_Task goal:_ Every entry in the data that follows should come back exactly, pictures aside.

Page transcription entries
○ ○ ○
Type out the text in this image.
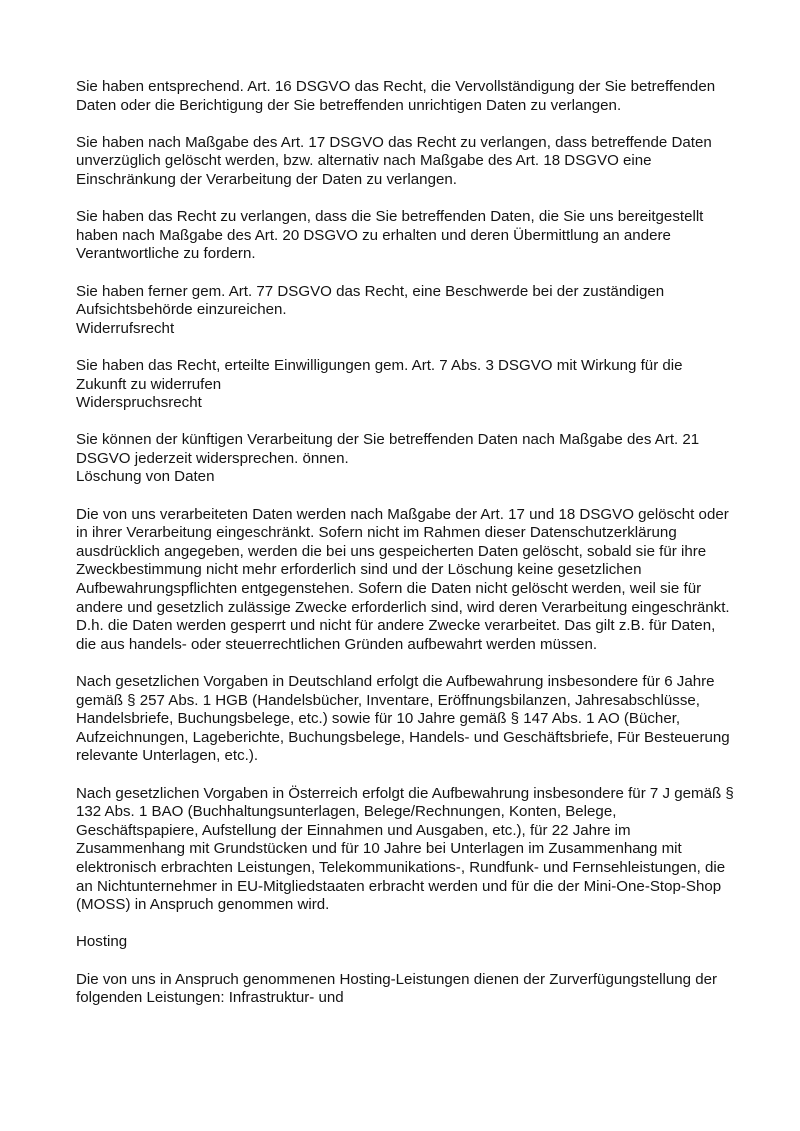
Sie haben entsprechend. Art. 16 DSGVO das Recht, die Vervollständigung der Sie betreffenden Daten oder die Berichtigung der Sie betreffenden unrichtigen Daten zu verlangen.

Sie haben nach Maßgabe des Art. 17 DSGVO das Recht zu verlangen, dass betreffende Daten unverzüglich gelöscht werden, bzw. alternativ nach Maßgabe des Art. 18 DSGVO eine Einschränkung der Verarbeitung der Daten zu verlangen.

Sie haben das Recht zu verlangen, dass die Sie betreffenden Daten, die Sie uns bereitgestellt haben nach Maßgabe des Art. 20 DSGVO zu erhalten und deren Übermittlung an andere Verantwortliche zu fordern.

Sie haben ferner gem. Art. 77 DSGVO das Recht, eine Beschwerde bei der zuständigen Aufsichtsbehörde einzureichen.

Widerrufsrecht

Sie haben das Recht, erteilte Einwilligungen gem. Art. 7 Abs. 3 DSGVO mit Wirkung für die Zukunft zu widerrufen

Widerspruchsrecht

Sie können der künftigen Verarbeitung der Sie betreffenden Daten nach Maßgabe des Art. 21 DSGVO jederzeit widersprechen. önnen.

Löschung von Daten

Die von uns verarbeiteten Daten werden nach Maßgabe der Art. 17 und 18 DSGVO gelöscht oder in ihrer Verarbeitung eingeschränkt. Sofern nicht im Rahmen dieser Datenschutzerklärung ausdrücklich angegeben, werden die bei uns gespeicherten Daten gelöscht, sobald sie für ihre Zweckbestimmung nicht mehr erforderlich sind und der Löschung keine gesetzlichen Aufbewahrungspflichten entgegenstehen. Sofern die Daten nicht gelöscht werden, weil sie für andere und gesetzlich zulässige Zwecke erforderlich sind, wird deren Verarbeitung eingeschränkt. D.h. die Daten werden gesperrt und nicht für andere Zwecke verarbeitet. Das gilt z.B. für Daten, die aus handels- oder steuerrechtlichen Gründen aufbewahrt werden müssen.

Nach gesetzlichen Vorgaben in Deutschland erfolgt die Aufbewahrung insbesondere für 6 Jahre gemäß § 257 Abs. 1 HGB (Handelsbücher, Inventare, Eröffnungsbilanzen, Jahresabschlüsse, Handelsbriefe, Buchungsbelege, etc.) sowie für 10 Jahre gemäß § 147 Abs. 1 AO (Bücher, Aufzeichnungen, Lageberichte, Buchungsbelege, Handels- und Geschäftsbriefe, Für Besteuerung relevante Unterlagen, etc.).

Nach gesetzlichen Vorgaben in Österreich erfolgt die Aufbewahrung insbesondere für 7 J gemäß § 132 Abs. 1 BAO (Buchhaltungsunterlagen, Belege/Rechnungen, Konten, Belege, Geschäftspapiere, Aufstellung der Einnahmen und Ausgaben, etc.), für 22 Jahre im Zusammenhang mit Grundstücken und für 10 Jahre bei Unterlagen im Zusammenhang mit elektronisch erbrachten Leistungen, Telekommunikations-, Rundfunk- und Fernsehleistungen, die an Nichtunternehmer in EU-Mitgliedstaaten erbracht werden und für die der Mini-One-Stop-Shop (MOSS) in Anspruch genommen wird.

Hosting

Die von uns in Anspruch genommenen Hosting-Leistungen dienen der Zurverfügungstellung der folgenden Leistungen: Infrastruktur- und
○ ○ ○
_Solution for this task:_
Type out the text in this image.
Sie haben entsprechend. Art. 16 DSGVO das Recht, die Vervollständigung der Sie betreffenden Daten oder die Berichtigung der Sie betreffenden unrichtigen Daten zu verlangen.

Sie haben nach Maßgabe des Art. 17 DSGVO das Recht zu verlangen, dass betreffende Daten unverzüglich gelöscht werden, bzw. alternativ nach Maßgabe des Art. 18 DSGVO eine Einschränkung der Verarbeitung der Daten zu verlangen.

Sie haben das Recht zu verlangen, dass die Sie betreffenden Daten, die Sie uns bereitgestellt haben nach Maßgabe des Art. 20 DSGVO zu erhalten und deren Übermittlung an andere Verantwortliche zu fordern.

Sie haben ferner gem. Art. 77 DSGVO das Recht, eine Beschwerde bei der zuständigen Aufsichtsbehörde einzureichen.

Widerrufsrecht

Sie haben das Recht, erteilte Einwilligungen gem. Art. 7 Abs. 3 DSGVO mit Wirkung für die Zukunft zu widerrufen

Widerspruchsrecht

Sie können der künftigen Verarbeitung der Sie betreffenden Daten nach Maßgabe des Art. 21 DSGVO jederzeit widersprechen. önnen.

Löschung von Daten

Die von uns verarbeiteten Daten werden nach Maßgabe der Art. 17 und 18 DSGVO gelöscht oder in ihrer Verarbeitung eingeschränkt. Sofern nicht im Rahmen dieser Datenschutzerklärung ausdrücklich angegeben, werden die bei uns gespeicherten Daten gelöscht, sobald sie für ihre Zweckbestimmung nicht mehr erforderlich sind und der Löschung keine gesetzlichen Aufbewahrungspflichten entgegenstehen. Sofern die Daten nicht gelöscht werden, weil sie für andere und gesetzlich zulässige Zwecke erforderlich sind, wird deren Verarbeitung eingeschränkt. D.h. die Daten werden gesperrt und nicht für andere Zwecke verarbeitet. Das gilt z.B. für Daten, die aus handels- oder steuerrechtlichen Gründen aufbewahrt werden müssen.

Nach gesetzlichen Vorgaben in Deutschland erfolgt die Aufbewahrung insbesondere für 6 Jahre gemäß § 257 Abs. 1 HGB (Handelsbücher, Inventare, Eröffnungsbilanzen, Jahresabschlüsse, Handelsbriefe, Buchungsbelege, etc.) sowie für 10 Jahre gemäß § 147 Abs. 1 AO (Bücher, Aufzeichnungen, Lageberichte, Buchungsbelege, Handels- und Geschäftsbriefe, Für Besteuerung relevante Unterlagen, etc.).

Nach gesetzlichen Vorgaben in Österreich erfolgt die Aufbewahrung insbesondere für 7 J gemäß § 132 Abs. 1 BAO (Buchhaltungsunterlagen, Belege/Rechnungen, Konten, Belege, Geschäftspapiere, Aufstellung der Einnahmen und Ausgaben, etc.), für 22 Jahre im Zusammenhang mit Grundstücken und für 10 Jahre bei Unterlagen im Zusammenhang mit elektronisch erbrachten Leistungen, Telekommunikations-, Rundfunk- und Fernsehleistungen, die an Nichtunternehmer in EU-Mitgliedstaaten erbracht werden und für die der Mini-One-Stop-Shop (MOSS) in Anspruch genommen wird.

Hosting

Die von uns in Anspruch genommenen Hosting-Leistungen dienen der Zurverfügungstellung der folgenden Leistungen: Infrastruktur- und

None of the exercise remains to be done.